*Instructions to follow*. In the listing below, count each line containing "GENERALES" and answer with the count only.
— begin —
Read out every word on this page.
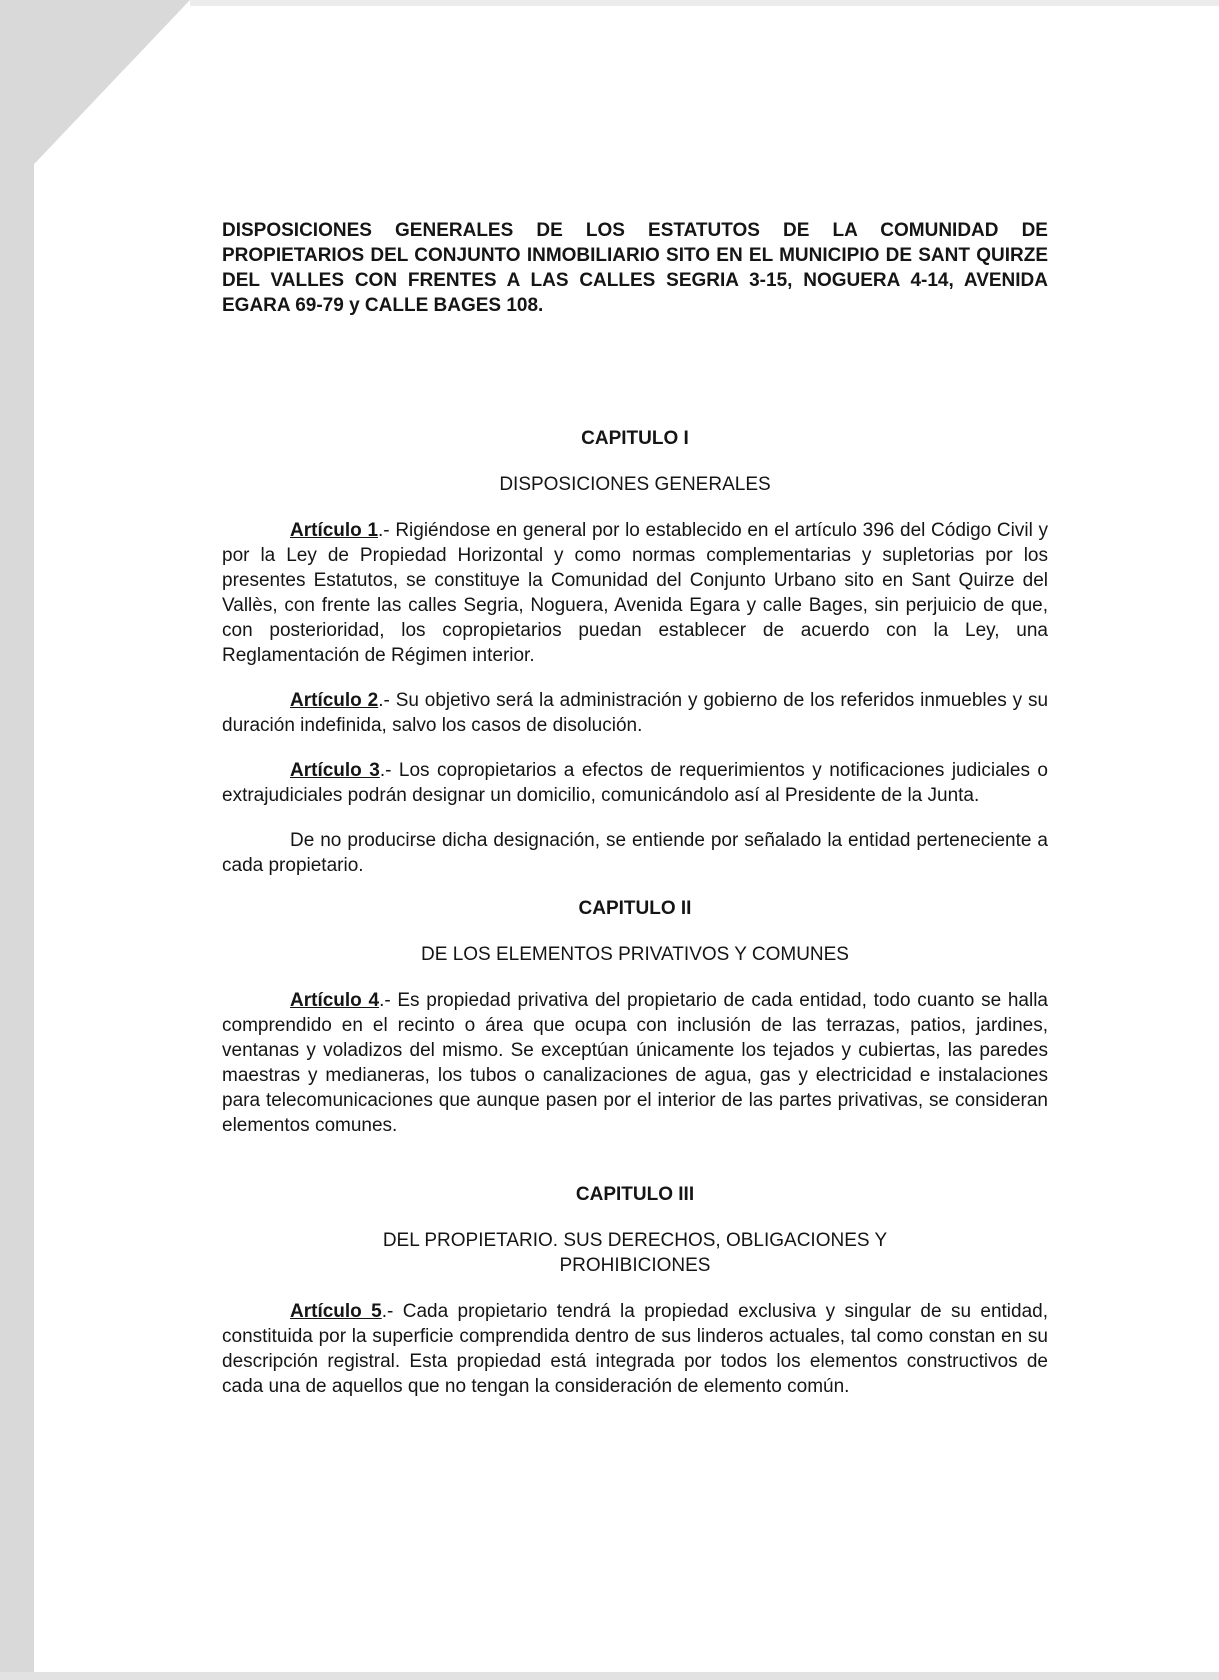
DISPOSICIONES GENERALES DE LOS ESTATUTOS DE LA COMUNIDAD DE PROPIETARIOS DEL CONJUNTO INMOBILIARIO SITO EN EL MUNICIPIO DE SANT QUIRZE DEL VALLES CON FRENTES A LAS CALLES SEGRIA 3-15, NOGUERA 4-14, AVENIDA EGARA 69-79 y CALLE BAGES 108.

CAPITULO I

DISPOSICIONES GENERALES

Artículo 1.- Rigiéndose en general por lo establecido en el artículo 396 del Código Civil y por la Ley de Propiedad Horizontal y como normas complementarias y supletorias por los presentes Estatutos, se constituye la Comunidad del Conjunto Urbano sito en Sant Quirze del Vallès, con frente las calles Segria, Noguera, Avenida Egara y calle Bages, sin perjuicio de que, con posterioridad, los copropietarios puedan establecer de acuerdo con la Ley, una Reglamentación de Régimen interior.

Artículo 2.- Su objetivo será la administración y gobierno de los referidos inmuebles y su duración indefinida, salvo los casos de disolución.

Artículo 3.- Los copropietarios a efectos de requerimientos y notificaciones judiciales o extrajudiciales podrán designar un domicilio, comunicándolo así al Presidente de la Junta.

De no producirse dicha designación, se entiende por señalado la entidad perteneciente a cada propietario.

CAPITULO II

DE LOS ELEMENTOS PRIVATIVOS Y COMUNES

Artículo 4.- Es propiedad privativa del propietario de cada entidad, todo cuanto se halla comprendido en el recinto o área que ocupa con inclusión de las terrazas, patios, jardines, ventanas y voladizos del mismo. Se exceptúan únicamente los tejados y cubiertas, las paredes maestras y medianeras, los tubos o canalizaciones de agua, gas y electricidad e instalaciones para telecomunicaciones que aunque pasen por el interior de las partes privativas, se consideran elementos comunes.

CAPITULO III

DEL PROPIETARIO. SUS DERECHOS, OBLIGACIONES Y

PROHIBICIONES

Artículo 5.- Cada propietario tendrá la propiedad exclusiva y singular de su entidad, constituida por la superficie comprendida dentro de sus linderos actuales, tal como constan en su descripción registral. Esta propiedad está integrada por todos los elementos constructivos de cada una de aquellos que no tengan la consideración de elemento común.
— end —
*Written answer*. 2